:: Task prompt ::
Count every line that holds the string "ularning", then give that number alone.

:: Material provided ::

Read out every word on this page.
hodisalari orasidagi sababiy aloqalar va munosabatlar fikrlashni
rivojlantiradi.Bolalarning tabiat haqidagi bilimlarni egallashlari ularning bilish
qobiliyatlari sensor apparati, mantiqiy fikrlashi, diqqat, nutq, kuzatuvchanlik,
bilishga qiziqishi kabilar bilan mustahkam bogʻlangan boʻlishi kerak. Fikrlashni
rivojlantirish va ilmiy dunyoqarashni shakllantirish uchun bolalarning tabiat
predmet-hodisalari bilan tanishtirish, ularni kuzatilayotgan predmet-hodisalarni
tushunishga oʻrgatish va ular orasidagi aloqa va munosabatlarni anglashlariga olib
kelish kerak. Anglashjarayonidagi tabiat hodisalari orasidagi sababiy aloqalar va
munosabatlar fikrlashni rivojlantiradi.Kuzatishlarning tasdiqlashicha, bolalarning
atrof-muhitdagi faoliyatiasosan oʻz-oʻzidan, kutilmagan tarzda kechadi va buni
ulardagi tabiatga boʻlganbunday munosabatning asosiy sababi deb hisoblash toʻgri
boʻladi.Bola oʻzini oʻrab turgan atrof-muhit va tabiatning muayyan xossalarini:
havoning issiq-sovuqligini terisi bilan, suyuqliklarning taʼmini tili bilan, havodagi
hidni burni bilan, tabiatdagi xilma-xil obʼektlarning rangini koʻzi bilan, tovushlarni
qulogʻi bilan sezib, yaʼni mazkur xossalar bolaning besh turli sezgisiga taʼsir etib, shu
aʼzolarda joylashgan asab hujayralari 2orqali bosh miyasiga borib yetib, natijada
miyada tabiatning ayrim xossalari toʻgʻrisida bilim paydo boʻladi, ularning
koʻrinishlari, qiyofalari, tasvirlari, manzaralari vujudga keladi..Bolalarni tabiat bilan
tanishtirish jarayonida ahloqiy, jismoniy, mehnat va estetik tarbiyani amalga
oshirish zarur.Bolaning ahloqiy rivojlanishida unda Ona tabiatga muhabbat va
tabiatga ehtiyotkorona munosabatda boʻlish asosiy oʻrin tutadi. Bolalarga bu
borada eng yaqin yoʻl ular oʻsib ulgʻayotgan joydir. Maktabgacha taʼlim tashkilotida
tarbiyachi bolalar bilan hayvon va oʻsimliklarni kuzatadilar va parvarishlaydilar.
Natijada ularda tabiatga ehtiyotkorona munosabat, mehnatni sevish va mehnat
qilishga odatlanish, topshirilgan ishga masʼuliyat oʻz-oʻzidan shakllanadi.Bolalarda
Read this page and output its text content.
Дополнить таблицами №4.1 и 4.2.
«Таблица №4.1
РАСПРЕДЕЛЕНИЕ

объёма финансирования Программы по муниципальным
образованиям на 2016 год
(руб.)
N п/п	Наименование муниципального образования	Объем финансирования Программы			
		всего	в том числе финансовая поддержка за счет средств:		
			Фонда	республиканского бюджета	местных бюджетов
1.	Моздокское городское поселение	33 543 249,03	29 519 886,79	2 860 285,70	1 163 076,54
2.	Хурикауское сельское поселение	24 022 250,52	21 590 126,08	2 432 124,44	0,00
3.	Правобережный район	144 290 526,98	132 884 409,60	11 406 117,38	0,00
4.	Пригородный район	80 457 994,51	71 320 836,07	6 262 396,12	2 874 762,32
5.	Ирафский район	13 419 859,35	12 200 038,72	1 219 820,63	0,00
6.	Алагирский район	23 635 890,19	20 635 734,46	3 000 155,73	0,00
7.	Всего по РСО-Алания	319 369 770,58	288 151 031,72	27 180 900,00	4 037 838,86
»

:: Answer to the problem ::
2